■ **Records to use**
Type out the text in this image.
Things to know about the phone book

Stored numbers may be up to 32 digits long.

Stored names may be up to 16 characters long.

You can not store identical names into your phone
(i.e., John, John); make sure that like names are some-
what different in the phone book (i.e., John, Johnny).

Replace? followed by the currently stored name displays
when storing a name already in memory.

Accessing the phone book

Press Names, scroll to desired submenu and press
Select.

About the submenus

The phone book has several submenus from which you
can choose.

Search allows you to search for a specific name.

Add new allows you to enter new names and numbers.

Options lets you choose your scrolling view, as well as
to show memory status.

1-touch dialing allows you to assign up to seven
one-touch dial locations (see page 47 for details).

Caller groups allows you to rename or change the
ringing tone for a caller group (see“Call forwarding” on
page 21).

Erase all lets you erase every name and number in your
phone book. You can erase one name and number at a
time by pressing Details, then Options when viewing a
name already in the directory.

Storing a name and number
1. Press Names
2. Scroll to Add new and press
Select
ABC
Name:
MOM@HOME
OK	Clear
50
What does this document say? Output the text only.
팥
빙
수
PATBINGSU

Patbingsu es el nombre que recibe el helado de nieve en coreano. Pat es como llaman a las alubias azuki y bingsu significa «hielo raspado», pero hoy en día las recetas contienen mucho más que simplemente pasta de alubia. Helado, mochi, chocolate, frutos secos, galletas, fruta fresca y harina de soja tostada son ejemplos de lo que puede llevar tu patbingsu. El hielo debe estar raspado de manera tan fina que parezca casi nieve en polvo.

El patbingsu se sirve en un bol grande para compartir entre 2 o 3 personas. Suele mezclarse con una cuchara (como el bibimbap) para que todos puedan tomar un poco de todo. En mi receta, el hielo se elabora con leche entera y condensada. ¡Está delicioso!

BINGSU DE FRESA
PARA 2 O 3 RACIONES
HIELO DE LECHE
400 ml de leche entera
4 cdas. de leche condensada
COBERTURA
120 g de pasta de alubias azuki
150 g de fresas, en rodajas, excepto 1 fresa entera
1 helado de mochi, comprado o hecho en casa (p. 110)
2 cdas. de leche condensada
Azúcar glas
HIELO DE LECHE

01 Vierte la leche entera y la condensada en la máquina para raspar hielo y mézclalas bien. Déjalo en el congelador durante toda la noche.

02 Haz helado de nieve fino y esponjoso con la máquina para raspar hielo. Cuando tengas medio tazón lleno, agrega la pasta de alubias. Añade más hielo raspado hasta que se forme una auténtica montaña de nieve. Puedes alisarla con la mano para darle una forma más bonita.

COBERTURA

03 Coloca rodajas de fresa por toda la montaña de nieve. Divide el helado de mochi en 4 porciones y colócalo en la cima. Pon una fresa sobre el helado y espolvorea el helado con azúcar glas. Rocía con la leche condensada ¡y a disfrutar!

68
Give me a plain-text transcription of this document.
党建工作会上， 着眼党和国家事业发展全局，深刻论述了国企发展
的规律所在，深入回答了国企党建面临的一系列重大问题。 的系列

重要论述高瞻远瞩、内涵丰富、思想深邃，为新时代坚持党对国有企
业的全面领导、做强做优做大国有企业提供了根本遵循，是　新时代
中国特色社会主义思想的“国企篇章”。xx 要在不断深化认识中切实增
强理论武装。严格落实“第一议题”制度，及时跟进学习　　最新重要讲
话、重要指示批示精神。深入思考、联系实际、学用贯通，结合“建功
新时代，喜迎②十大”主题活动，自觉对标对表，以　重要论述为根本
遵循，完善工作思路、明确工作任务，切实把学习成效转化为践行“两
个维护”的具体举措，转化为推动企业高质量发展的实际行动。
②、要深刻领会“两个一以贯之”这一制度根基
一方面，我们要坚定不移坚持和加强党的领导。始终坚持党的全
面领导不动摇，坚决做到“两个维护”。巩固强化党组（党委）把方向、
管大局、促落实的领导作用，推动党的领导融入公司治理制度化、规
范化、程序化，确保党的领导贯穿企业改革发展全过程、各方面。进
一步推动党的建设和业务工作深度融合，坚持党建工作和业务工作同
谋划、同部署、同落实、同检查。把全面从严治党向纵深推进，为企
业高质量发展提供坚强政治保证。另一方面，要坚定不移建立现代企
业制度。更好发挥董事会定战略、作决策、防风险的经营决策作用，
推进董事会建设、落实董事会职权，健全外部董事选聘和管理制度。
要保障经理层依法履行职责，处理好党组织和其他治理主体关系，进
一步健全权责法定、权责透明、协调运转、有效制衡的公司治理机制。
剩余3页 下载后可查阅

■ **Aim**
Repeat the records above in full, character for character.

■ **Correct output**
Type out the text in this image.
Things to know about the phone book

Stored numbers may be up to 32 digits long.

Stored names may be up to 16 characters long.

You can not store identical names into your phone
(i.e., John, John); make sure that like names are some-
what different in the phone book (i.e., John, Johnny).

Replace? followed by the currently stored name displays
when storing a name already in memory.

Accessing the phone book

Press Names, scroll to desired submenu and press
Select.

About the submenus

The phone book has several submenus from which you
can choose.

Search allows you to search for a specific name.

Add new allows you to enter new names and numbers.

Options lets you choose your scrolling view, as well as
to show memory status.

1-touch dialing allows you to assign up to seven
one-touch dial locations (see page 47 for details).

Caller groups allows you to rename or change the
ringing tone for a caller group (see“Call forwarding” on
page 21).

Erase all lets you erase every name and number in your
phone book. You can erase one name and number at a
time by pressing Details, then Options when viewing a
name already in the directory.

Storing a name and number
1. Press Names
2. Scroll to Add new and press
Select
ABC
Name:
MOM@HOME
OK	Clear
50
What does this document say? Output the text only.
팥
빙
수
PATBINGSU

Patbingsu es el nombre que recibe el helado de nieve en coreano. Pat es como llaman a las alubias azuki y bingsu significa «hielo raspado», pero hoy en día las recetas contienen mucho más que simplemente pasta de alubia. Helado, mochi, chocolate, frutos secos, galletas, fruta fresca y harina de soja tostada son ejemplos de lo que puede llevar tu patbingsu. El hielo debe estar raspado de manera tan fina que parezca casi nieve en polvo.

El patbingsu se sirve en un bol grande para compartir entre 2 o 3 personas. Suele mezclarse con una cuchara (como el bibimbap) para que todos puedan tomar un poco de todo. En mi receta, el hielo se elabora con leche entera y condensada. ¡Está delicioso!

BINGSU DE FRESA
PARA 2 O 3 RACIONES
HIELO DE LECHE
400 ml de leche entera
4 cdas. de leche condensada
COBERTURA
120 g de pasta de alubias azuki
150 g de fresas, en rodajas, excepto 1 fresa entera
1 helado de mochi, comprado o hecho en casa (p. 110)
2 cdas. de leche condensada
Azúcar glas
HIELO DE LECHE

01 Vierte la leche entera y la condensada en la máquina para raspar hielo y mézclalas bien. Déjalo en el congelador durante toda la noche.

02 Haz helado de nieve fino y esponjoso con la máquina para raspar hielo. Cuando tengas medio tazón lleno, agrega la pasta de alubias. Añade más hielo raspado hasta que se forme una auténtica montaña de nieve. Puedes alisarla con la mano para darle una forma más bonita.

COBERTURA

03 Coloca rodajas de fresa por toda la montaña de nieve. Divide el helado de mochi en 4 porciones y colócalo en la cima. Pon una fresa sobre el helado y espolvorea el helado con azúcar glas. Rocía con la leche condensada ¡y a disfrutar!

68
Give me a plain-text transcription of this document.
党建工作会上， 着眼党和国家事业发展全局，深刻论述了国企发展
的规律所在，深入回答了国企党建面临的一系列重大问题。 的系列

重要论述高瞻远瞩、内涵丰富、思想深邃，为新时代坚持党对国有企
业的全面领导、做强做优做大国有企业提供了根本遵循，是　新时代
中国特色社会主义思想的“国企篇章”。xx 要在不断深化认识中切实增
强理论武装。严格落实“第一议题”制度，及时跟进学习　　最新重要讲
话、重要指示批示精神。深入思考、联系实际、学用贯通，结合“建功
新时代，喜迎②十大”主题活动，自觉对标对表，以　重要论述为根本
遵循，完善工作思路、明确工作任务，切实把学习成效转化为践行“两
个维护”的具体举措，转化为推动企业高质量发展的实际行动。
②、要深刻领会“两个一以贯之”这一制度根基
一方面，我们要坚定不移坚持和加强党的领导。始终坚持党的全
面领导不动摇，坚决做到“两个维护”。巩固强化党组（党委）把方向、
管大局、促落实的领导作用，推动党的领导融入公司治理制度化、规
范化、程序化，确保党的领导贯穿企业改革发展全过程、各方面。进
一步推动党的建设和业务工作深度融合，坚持党建工作和业务工作同
谋划、同部署、同落实、同检查。把全面从严治党向纵深推进，为企
业高质量发展提供坚强政治保证。另一方面，要坚定不移建立现代企
业制度。更好发挥董事会定战略、作决策、防风险的经营决策作用，
推进董事会建设、落实董事会职权，健全外部董事选聘和管理制度。
要保障经理层依法履行职责，处理好党组织和其他治理主体关系，进
一步健全权责法定、权责透明、协调运转、有效制衡的公司治理机制。
剩余3页 下载后可查阅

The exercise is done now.